RECORDS TO PROCESS:
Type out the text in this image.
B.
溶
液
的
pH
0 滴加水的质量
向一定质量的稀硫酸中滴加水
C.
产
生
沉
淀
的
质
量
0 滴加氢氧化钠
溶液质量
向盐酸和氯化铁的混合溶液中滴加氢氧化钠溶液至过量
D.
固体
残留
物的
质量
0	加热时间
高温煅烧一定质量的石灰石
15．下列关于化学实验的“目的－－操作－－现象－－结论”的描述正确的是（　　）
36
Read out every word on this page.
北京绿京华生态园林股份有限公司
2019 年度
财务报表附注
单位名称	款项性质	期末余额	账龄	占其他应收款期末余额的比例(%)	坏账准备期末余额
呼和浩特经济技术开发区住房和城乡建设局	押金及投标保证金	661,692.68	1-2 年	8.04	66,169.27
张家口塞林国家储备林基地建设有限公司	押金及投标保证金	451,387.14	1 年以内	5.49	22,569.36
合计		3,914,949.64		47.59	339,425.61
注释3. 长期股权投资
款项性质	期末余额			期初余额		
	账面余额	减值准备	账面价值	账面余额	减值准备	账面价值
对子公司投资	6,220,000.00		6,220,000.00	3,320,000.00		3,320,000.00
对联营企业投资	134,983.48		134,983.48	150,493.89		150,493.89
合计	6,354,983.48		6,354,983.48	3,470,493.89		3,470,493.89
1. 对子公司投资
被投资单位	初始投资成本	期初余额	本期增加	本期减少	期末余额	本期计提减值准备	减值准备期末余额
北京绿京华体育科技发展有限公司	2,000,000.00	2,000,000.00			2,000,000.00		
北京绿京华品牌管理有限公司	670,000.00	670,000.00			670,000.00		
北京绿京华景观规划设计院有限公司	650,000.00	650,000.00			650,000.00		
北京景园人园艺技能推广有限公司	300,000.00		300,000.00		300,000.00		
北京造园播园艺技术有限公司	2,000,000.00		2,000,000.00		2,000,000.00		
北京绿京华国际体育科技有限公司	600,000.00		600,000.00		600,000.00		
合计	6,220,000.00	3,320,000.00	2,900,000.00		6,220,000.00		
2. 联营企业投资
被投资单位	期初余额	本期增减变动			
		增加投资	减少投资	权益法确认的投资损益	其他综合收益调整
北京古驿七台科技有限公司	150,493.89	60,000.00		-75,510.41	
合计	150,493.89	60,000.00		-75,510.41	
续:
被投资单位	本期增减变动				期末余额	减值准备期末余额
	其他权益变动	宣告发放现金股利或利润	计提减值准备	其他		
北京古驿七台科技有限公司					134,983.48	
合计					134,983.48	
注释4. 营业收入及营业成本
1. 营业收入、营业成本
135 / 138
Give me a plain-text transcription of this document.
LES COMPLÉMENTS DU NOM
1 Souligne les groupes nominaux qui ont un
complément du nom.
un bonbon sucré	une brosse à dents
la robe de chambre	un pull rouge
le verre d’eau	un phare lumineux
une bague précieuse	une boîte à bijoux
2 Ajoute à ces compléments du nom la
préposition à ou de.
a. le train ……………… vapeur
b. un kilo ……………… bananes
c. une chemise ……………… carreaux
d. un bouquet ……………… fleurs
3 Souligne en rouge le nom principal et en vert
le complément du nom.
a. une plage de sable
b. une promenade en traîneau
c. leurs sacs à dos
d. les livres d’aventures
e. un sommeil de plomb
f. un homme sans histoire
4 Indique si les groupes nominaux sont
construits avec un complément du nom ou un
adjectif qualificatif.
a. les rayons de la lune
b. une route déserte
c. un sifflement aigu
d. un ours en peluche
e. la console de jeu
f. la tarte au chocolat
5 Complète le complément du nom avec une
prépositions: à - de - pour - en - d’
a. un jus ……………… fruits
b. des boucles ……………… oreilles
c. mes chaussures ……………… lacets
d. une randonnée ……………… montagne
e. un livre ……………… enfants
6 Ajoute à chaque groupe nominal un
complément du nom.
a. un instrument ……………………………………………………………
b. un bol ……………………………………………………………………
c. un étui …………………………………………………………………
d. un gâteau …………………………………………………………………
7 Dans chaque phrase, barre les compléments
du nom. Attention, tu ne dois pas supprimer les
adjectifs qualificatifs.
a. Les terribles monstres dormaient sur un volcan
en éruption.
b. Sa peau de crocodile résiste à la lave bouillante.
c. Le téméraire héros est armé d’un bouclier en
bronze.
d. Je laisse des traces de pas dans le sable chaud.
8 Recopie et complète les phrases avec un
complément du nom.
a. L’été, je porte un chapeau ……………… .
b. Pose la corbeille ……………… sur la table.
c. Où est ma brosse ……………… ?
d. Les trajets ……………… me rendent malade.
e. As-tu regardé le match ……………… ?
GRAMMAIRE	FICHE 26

WORK TO COMPLETE: Extract every line from the records above that contains the word "期末余额".

TASK OUTPUT:
单位名称	款项性质	期末余额	账龄	占其他应收款期末余额的比例(%)	坏账准备期末余额
款项性质	期末余额			期初余额		
被投资单位	初始投资成本	期初余额	本期增加	本期减少	期末余额	本期计提减值准备	减值准备期末余额
被投资单位	本期增减变动				期末余额	减值准备期末余额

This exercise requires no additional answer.